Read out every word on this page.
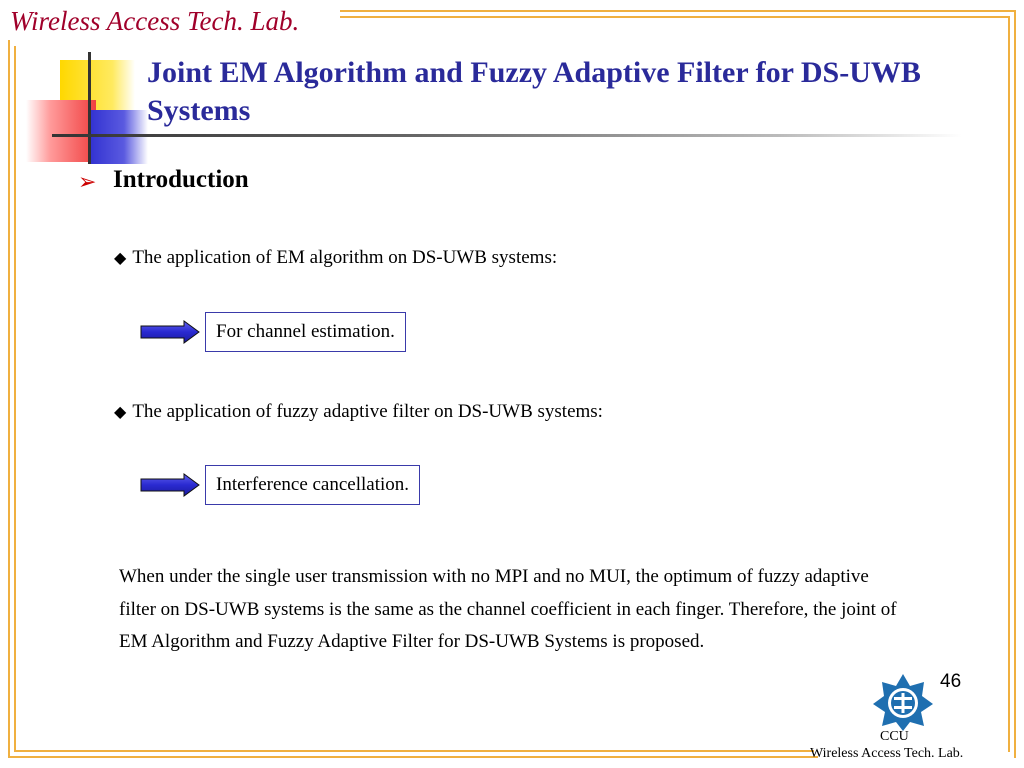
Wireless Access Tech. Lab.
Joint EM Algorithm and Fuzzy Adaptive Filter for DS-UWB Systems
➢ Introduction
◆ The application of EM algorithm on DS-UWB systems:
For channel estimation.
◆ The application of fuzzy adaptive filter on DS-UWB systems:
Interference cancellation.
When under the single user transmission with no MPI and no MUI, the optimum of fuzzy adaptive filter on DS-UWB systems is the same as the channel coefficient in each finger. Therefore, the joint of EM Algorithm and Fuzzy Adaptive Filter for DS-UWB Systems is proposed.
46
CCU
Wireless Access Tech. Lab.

######

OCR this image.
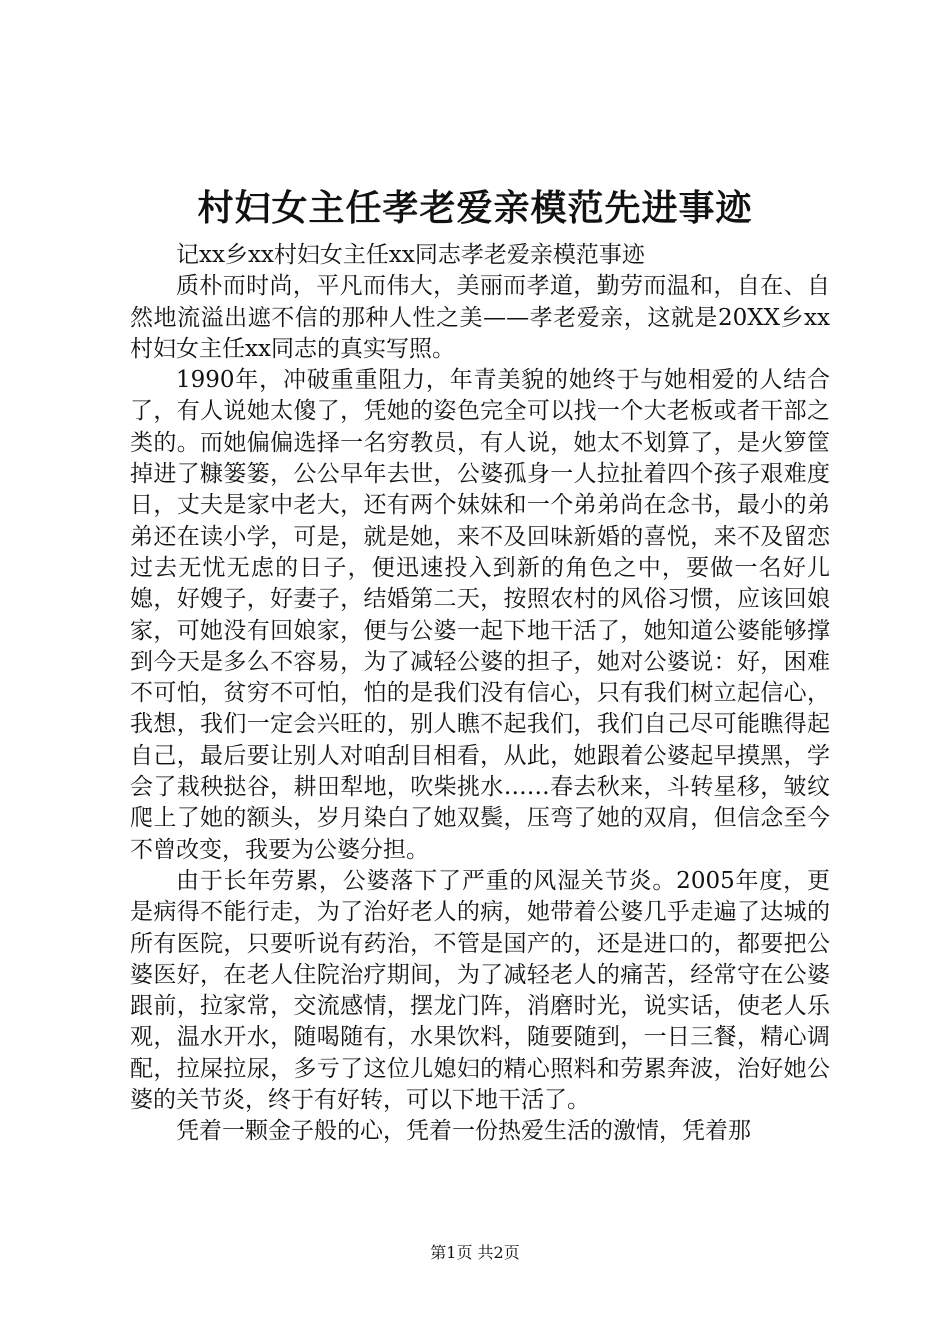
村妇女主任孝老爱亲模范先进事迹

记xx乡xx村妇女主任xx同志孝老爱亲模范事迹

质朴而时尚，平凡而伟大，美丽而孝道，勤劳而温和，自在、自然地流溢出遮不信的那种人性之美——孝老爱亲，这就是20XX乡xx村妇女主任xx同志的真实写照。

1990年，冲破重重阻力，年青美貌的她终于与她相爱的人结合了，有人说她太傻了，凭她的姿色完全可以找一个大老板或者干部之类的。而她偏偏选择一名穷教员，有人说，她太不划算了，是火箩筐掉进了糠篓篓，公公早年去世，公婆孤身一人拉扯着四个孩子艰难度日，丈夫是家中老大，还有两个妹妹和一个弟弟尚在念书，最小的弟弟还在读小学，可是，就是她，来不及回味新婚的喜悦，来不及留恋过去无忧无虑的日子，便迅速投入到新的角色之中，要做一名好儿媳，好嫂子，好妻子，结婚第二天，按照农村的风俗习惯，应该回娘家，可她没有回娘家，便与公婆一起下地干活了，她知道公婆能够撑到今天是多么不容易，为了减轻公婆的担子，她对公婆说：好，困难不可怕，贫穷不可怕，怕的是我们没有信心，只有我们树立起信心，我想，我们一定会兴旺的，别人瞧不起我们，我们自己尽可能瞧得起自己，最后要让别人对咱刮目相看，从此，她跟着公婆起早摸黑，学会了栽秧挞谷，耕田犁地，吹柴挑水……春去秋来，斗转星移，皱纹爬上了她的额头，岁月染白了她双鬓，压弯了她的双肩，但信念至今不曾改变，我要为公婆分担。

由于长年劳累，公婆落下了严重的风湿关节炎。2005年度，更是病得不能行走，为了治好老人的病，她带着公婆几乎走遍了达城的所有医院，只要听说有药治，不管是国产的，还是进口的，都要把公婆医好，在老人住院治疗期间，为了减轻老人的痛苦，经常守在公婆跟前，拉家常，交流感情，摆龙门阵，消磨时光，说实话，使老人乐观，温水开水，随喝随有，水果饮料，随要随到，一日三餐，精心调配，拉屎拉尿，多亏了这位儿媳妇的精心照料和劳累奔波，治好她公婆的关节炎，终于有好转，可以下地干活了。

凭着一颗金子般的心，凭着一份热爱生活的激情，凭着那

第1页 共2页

######

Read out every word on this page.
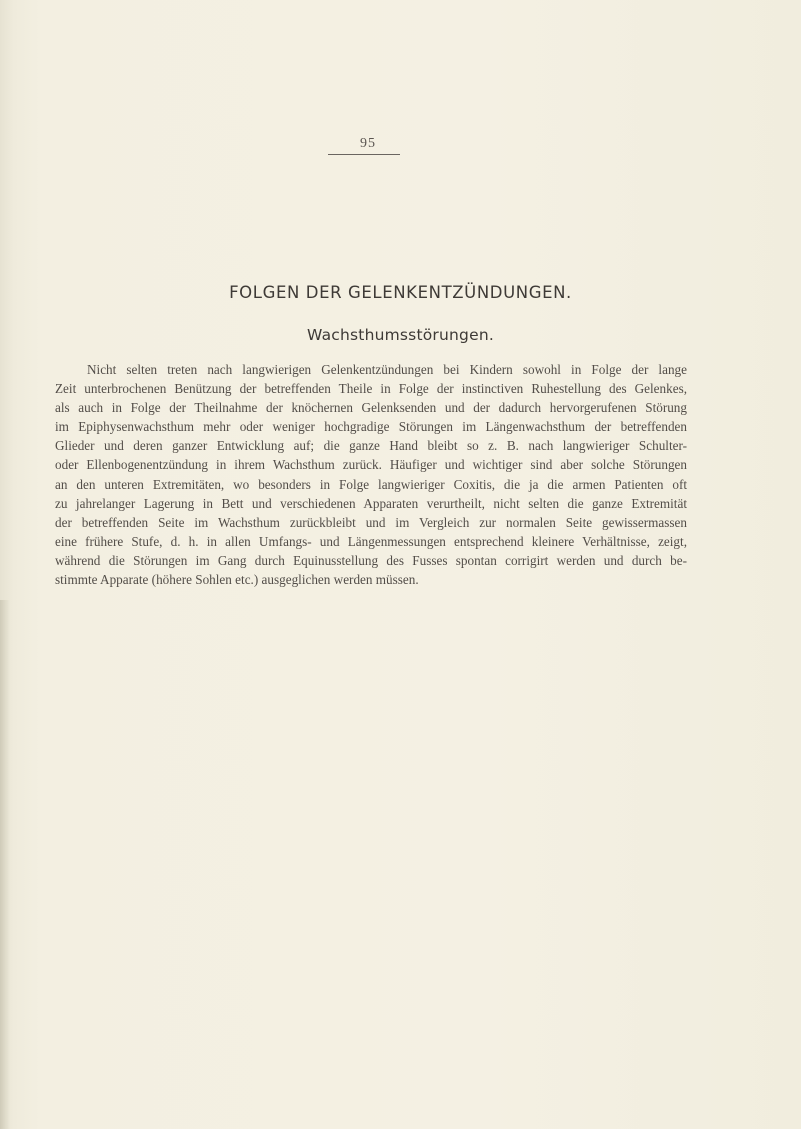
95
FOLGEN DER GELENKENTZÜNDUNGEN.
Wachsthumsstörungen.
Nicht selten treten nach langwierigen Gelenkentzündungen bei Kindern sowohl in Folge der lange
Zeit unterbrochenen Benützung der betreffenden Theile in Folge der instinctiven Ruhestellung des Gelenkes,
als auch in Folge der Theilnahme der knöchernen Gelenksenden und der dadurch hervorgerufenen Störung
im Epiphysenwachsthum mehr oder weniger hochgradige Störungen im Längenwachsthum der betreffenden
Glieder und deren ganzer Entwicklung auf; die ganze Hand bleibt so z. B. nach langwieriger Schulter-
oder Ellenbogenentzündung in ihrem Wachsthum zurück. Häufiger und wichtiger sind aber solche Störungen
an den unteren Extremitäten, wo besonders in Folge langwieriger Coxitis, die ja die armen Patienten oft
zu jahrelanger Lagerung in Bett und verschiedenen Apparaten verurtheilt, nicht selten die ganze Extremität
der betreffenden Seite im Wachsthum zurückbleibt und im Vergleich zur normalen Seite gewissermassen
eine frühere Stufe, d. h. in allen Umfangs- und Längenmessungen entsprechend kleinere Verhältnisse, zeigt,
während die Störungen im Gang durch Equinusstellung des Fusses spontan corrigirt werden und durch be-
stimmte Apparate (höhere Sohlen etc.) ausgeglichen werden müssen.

######

Pull out each line of the records holding the string "nach".

## Output of the task
Nicht selten treten nach langwierigen Gelenkentzündungen bei Kindern sowohl in Folge der lange
Glieder und deren ganzer Entwicklung auf; die ganze Hand bleibt so z. B. nach langwieriger Schulter-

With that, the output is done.